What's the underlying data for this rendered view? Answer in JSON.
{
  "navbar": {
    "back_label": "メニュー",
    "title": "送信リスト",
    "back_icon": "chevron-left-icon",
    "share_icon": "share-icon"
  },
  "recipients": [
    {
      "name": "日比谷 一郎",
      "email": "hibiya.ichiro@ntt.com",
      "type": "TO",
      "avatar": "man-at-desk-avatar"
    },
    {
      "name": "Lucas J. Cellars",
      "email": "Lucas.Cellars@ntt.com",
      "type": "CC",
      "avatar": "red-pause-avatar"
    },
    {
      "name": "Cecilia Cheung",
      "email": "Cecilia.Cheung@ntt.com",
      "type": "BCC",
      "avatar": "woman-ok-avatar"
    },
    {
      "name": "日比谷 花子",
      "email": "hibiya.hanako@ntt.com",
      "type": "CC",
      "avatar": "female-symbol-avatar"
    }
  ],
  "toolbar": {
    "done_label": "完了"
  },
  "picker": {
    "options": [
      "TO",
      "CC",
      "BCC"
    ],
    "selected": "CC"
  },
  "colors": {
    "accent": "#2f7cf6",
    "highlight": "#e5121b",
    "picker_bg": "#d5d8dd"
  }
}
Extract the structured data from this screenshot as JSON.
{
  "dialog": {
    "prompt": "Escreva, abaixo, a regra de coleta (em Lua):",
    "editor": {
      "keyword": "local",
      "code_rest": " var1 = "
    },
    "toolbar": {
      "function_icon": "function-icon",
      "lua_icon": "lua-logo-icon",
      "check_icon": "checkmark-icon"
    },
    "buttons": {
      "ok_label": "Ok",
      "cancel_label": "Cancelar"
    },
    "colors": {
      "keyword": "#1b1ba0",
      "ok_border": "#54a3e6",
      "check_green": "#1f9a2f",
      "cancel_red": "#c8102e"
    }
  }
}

────────

#### Given task
Extract every line above exactly as it stands.

#### Answer
What's the underlying data for this rendered view? Answer in JSON.
{
  "navbar": {
    "back_label": "メニュー",
    "title": "送信リスト",
    "back_icon": "chevron-left-icon",
    "share_icon": "share-icon"
  },
  "recipients": [
    {
      "name": "日比谷 一郎",
      "email": "hibiya.ichiro@ntt.com",
      "type": "TO",
      "avatar": "man-at-desk-avatar"
    },
    {
      "name": "Lucas J. Cellars",
      "email": "Lucas.Cellars@ntt.com",
      "type": "CC",
      "avatar": "red-pause-avatar"
    },
    {
      "name": "Cecilia Cheung",
      "email": "Cecilia.Cheung@ntt.com",
      "type": "BCC",
      "avatar": "woman-ok-avatar"
    },
    {
      "name": "日比谷 花子",
      "email": "hibiya.hanako@ntt.com",
      "type": "CC",
      "avatar": "female-symbol-avatar"
    }
  ],
  "toolbar": {
    "done_label": "完了"
  },
  "picker": {
    "options": [
      "TO",
      "CC",
      "BCC"
    ],
    "selected": "CC"
  },
  "colors": {
    "accent": "#2f7cf6",
    "highlight": "#e5121b",
    "picker_bg": "#d5d8dd"
  }
}
Extract the structured data from this screenshot as JSON.
{
  "dialog": {
    "prompt": "Escreva, abaixo, a regra de coleta (em Lua):",
    "editor": {
      "keyword": "local",
      "code_rest": " var1 = "
    },
    "toolbar": {
      "function_icon": "function-icon",
      "lua_icon": "lua-logo-icon",
      "check_icon": "checkmark-icon"
    },
    "buttons": {
      "ok_label": "Ok",
      "cancel_label": "Cancelar"
    },
    "colors": {
      "keyword": "#1b1ba0",
      "ok_border": "#54a3e6",
      "check_green": "#1f9a2f",
      "cancel_red": "#c8102e"
    }
  }
}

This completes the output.